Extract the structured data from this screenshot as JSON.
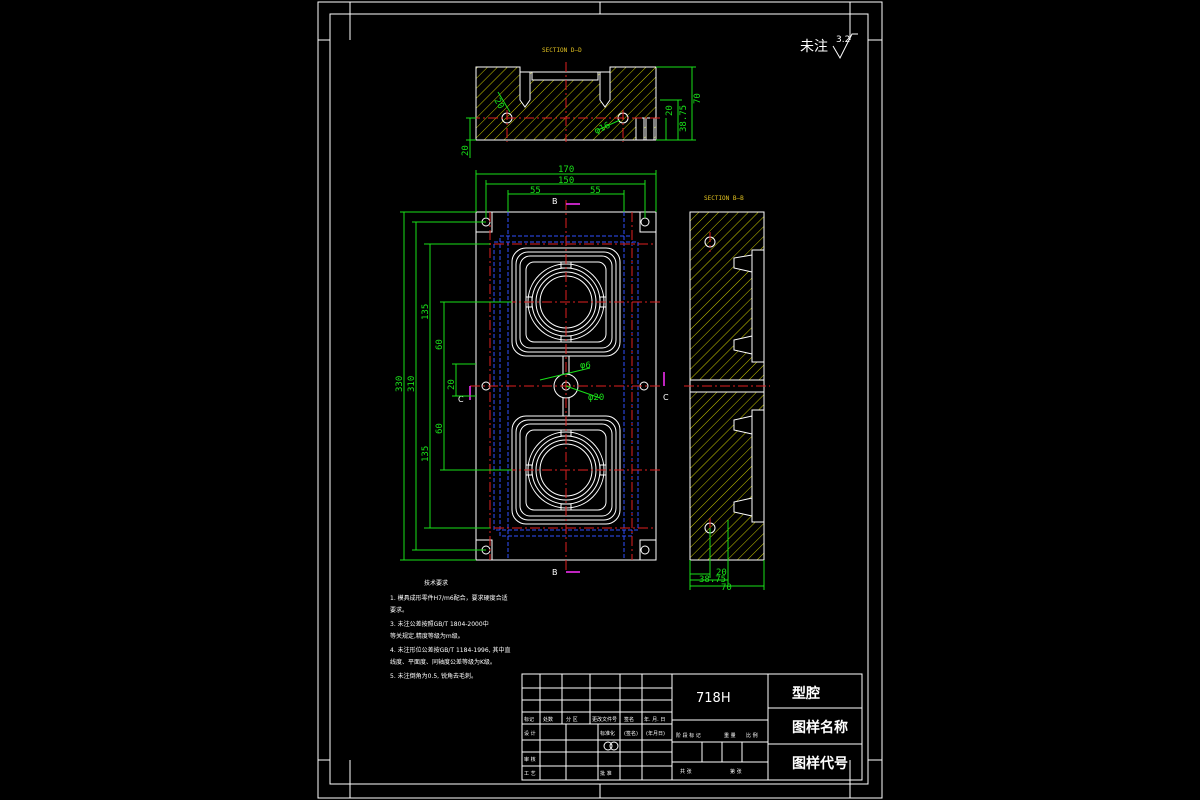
{
  "roughness": {
    "label": "未注",
    "value": "3.2"
  },
  "sections": {
    "dd": "SECTION D—D",
    "bb": "SECTION B—B"
  },
  "cut_marks": {
    "b": "B",
    "c": "C"
  },
  "dims": {
    "d170": "170",
    "d150": "150",
    "d55a": "55",
    "d55b": "55",
    "d330": "330",
    "d310": "310",
    "d135a": "135",
    "d135b": "135",
    "d60a": "60",
    "d60b": "60",
    "d20v": "20",
    "phi6": "φ6",
    "phi20": "φ20",
    "top70": "70",
    "top38": "38.75",
    "top20a": "20",
    "top20b": "20",
    "topphi": "φ16",
    "r20": "20",
    "bot20": "20",
    "bot38": "38.75",
    "bot70": "70"
  },
  "notes": {
    "title": "技术要求",
    "lines": [
      "1. 模具成形零件H7/m6配合，要求硬度合适",
      "   要求。",
      "3. 未注公差按照GB/T 1804-2000中",
      "   等关规定,精度等级为m级。",
      "4. 未注形位公差按GB/T 1184-1996, 其中直",
      "   线度、平面度、同轴度公差等级为K级。",
      "5. 未注倒角为0.5, 锐角去毛刺。"
    ]
  },
  "title_block": {
    "material": "718H",
    "part_name": "型腔",
    "drawing_name_label": "图样名称",
    "drawing_code_label": "图样代号",
    "header_row": [
      "标记",
      "处数",
      "分 区",
      "更改文件号",
      "签名",
      "年. 月. 日"
    ],
    "design": "设 计",
    "standardize": "标准化",
    "sign": "(签名)",
    "date": "(年月日)",
    "review": "审 核",
    "craft": "工 艺",
    "approve": "批 准",
    "stage_row": [
      "阶 段 标 记",
      "重 量",
      "比 例"
    ],
    "sheet_row": [
      "共 张",
      "第 张"
    ]
  }
}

==================================================

Using the data above, write out every line exactly, leaving the images behind.

Exercise response »
Extract the structured data from this screenshot as JSON.
{
  "roughness": {
    "label": "未注",
    "value": "3.2"
  },
  "sections": {
    "dd": "SECTION D—D",
    "bb": "SECTION B—B"
  },
  "cut_marks": {
    "b": "B",
    "c": "C"
  },
  "dims": {
    "d170": "170",
    "d150": "150",
    "d55a": "55",
    "d55b": "55",
    "d330": "330",
    "d310": "310",
    "d135a": "135",
    "d135b": "135",
    "d60a": "60",
    "d60b": "60",
    "d20v": "20",
    "phi6": "φ6",
    "phi20": "φ20",
    "top70": "70",
    "top38": "38.75",
    "top20a": "20",
    "top20b": "20",
    "topphi": "φ16",
    "r20": "20",
    "bot20": "20",
    "bot38": "38.75",
    "bot70": "70"
  },
  "notes": {
    "title": "技术要求",
    "lines": [
      "1. 模具成形零件H7/m6配合，要求硬度合适",
      "   要求。",
      "3. 未注公差按照GB/T 1804-2000中",
      "   等关规定,精度等级为m级。",
      "4. 未注形位公差按GB/T 1184-1996, 其中直",
      "   线度、平面度、同轴度公差等级为K级。",
      "5. 未注倒角为0.5, 锐角去毛刺。"
    ]
  },
  "title_block": {
    "material": "718H",
    "part_name": "型腔",
    "drawing_name_label": "图样名称",
    "drawing_code_label": "图样代号",
    "header_row": [
      "标记",
      "处数",
      "分 区",
      "更改文件号",
      "签名",
      "年. 月. 日"
    ],
    "design": "设 计",
    "standardize": "标准化",
    "sign": "(签名)",
    "date": "(年月日)",
    "review": "审 核",
    "craft": "工 艺",
    "approve": "批 准",
    "stage_row": [
      "阶 段 标 记",
      "重 量",
      "比 例"
    ],
    "sheet_row": [
      "共 张",
      "第 张"
    ]
  }
}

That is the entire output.